Rewrite the lines from the one containing "Localize each UI" through the one containing "x-axis-title: Date [686,883,739,911]", substituting "point" for every "data-point" and leaving everything else unchanged.
== SOURCE DATA
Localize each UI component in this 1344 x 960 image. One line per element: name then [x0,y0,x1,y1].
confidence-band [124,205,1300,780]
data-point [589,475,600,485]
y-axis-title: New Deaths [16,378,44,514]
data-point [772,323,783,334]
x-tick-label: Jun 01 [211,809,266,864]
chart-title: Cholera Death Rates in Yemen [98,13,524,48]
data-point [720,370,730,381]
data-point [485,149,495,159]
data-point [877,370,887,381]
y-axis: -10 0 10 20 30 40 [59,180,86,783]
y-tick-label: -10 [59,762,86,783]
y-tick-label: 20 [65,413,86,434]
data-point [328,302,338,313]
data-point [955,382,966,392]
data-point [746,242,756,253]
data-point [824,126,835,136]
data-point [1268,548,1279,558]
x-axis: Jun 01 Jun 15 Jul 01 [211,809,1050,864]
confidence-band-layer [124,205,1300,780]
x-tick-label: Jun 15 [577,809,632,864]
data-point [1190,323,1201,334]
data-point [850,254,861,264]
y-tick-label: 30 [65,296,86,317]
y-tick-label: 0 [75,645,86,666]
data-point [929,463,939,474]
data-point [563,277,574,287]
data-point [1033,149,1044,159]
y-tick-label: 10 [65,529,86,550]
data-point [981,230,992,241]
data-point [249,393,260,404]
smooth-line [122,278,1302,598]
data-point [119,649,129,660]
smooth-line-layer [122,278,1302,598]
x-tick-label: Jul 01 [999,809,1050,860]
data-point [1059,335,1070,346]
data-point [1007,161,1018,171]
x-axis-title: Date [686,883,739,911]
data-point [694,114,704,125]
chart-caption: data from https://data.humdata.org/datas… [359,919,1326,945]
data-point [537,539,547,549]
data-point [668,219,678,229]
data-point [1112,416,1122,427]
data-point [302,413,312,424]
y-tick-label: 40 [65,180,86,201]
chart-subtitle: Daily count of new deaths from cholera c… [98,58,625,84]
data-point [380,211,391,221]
====
== SOURCE DATA
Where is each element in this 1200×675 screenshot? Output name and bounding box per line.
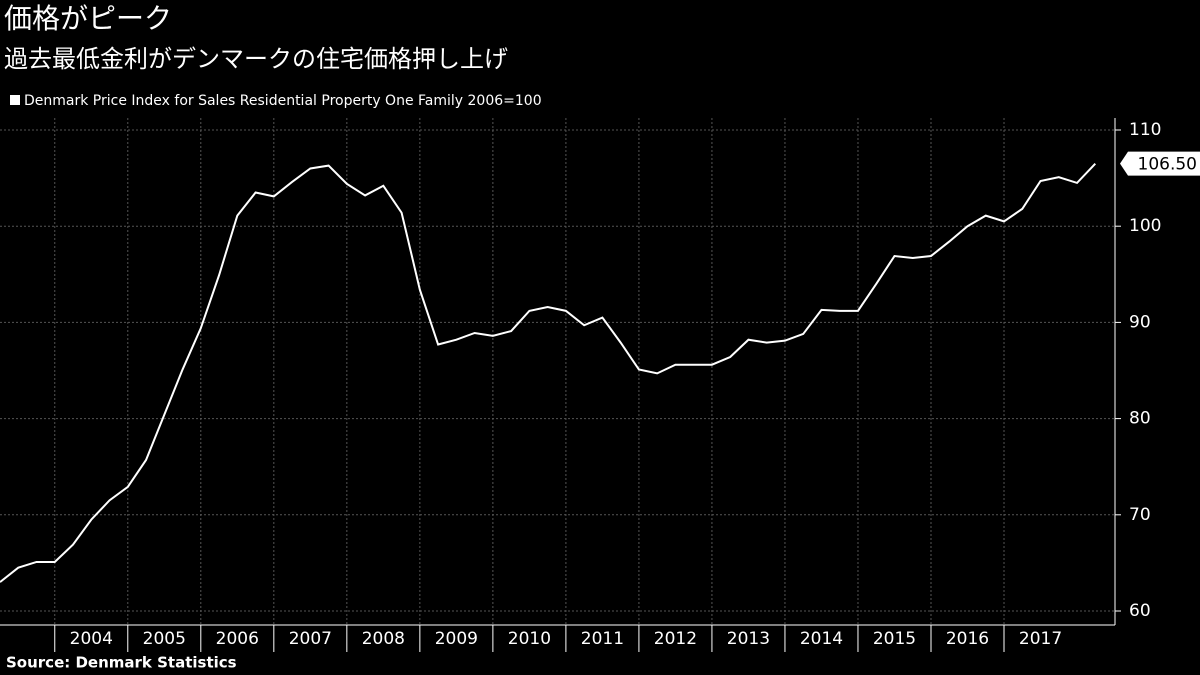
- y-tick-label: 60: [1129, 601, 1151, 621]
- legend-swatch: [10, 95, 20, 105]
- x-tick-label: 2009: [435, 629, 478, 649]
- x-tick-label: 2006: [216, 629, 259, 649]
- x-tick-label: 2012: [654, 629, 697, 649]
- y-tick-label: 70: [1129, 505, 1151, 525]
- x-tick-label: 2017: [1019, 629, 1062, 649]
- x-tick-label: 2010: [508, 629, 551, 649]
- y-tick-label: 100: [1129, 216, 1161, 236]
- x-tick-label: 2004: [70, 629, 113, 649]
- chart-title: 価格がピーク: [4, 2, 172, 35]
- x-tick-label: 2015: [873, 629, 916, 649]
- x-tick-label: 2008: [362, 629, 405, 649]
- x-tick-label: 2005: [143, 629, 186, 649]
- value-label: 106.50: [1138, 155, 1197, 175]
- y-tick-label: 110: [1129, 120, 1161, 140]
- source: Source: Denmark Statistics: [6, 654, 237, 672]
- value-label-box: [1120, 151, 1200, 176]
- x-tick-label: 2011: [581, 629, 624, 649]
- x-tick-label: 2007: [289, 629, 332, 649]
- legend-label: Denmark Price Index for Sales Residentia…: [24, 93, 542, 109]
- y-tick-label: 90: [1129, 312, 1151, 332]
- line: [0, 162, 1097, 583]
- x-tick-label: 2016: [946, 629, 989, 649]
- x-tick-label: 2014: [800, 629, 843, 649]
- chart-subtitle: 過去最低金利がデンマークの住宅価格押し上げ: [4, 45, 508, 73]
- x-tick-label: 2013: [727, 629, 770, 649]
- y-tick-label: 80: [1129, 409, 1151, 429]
====
→ RIGHT ANSWER:
Localize each UI component in this 1344 x 960 image. One line per element: name then [x0,y0,x1,y1].
confidence-band [124,205,1300,780]
point [589,475,600,485]
y-axis-title: New Deaths [16,378,44,514]
point [772,323,783,334]
x-tick-label: Jun 01 [211,809,266,864]
chart-title: Cholera Death Rates in Yemen [98,13,524,48]
point [720,370,730,381]
point [485,149,495,159]
point [877,370,887,381]
y-axis: -10 0 10 20 30 40 [59,180,86,783]
y-tick-label: -10 [59,762,86,783]
y-tick-label: 20 [65,413,86,434]
point [328,302,338,313]
point [955,382,966,392]
point [746,242,756,253]
point [824,126,835,136]
point [1268,548,1279,558]
x-axis: Jun 01 Jun 15 Jul 01 [211,809,1050,864]
confidence-band-layer [124,205,1300,780]
x-tick-label: Jun 15 [577,809,632,864]
point [1190,323,1201,334]
point [850,254,861,264]
y-tick-label: 30 [65,296,86,317]
y-tick-label: 0 [75,645,86,666]
point [929,463,939,474]
point [563,277,574,287]
point [1033,149,1044,159]
y-tick-label: 10 [65,529,86,550]
point [981,230,992,241]
point [249,393,260,404]
smooth-line [122,278,1302,598]
point [119,649,129,660]
smooth-line-layer [122,278,1302,598]
x-tick-label: Jul 01 [999,809,1050,860]
point [1059,335,1070,346]
point [1007,161,1018,171]
x-axis-title: Date [686,883,739,911]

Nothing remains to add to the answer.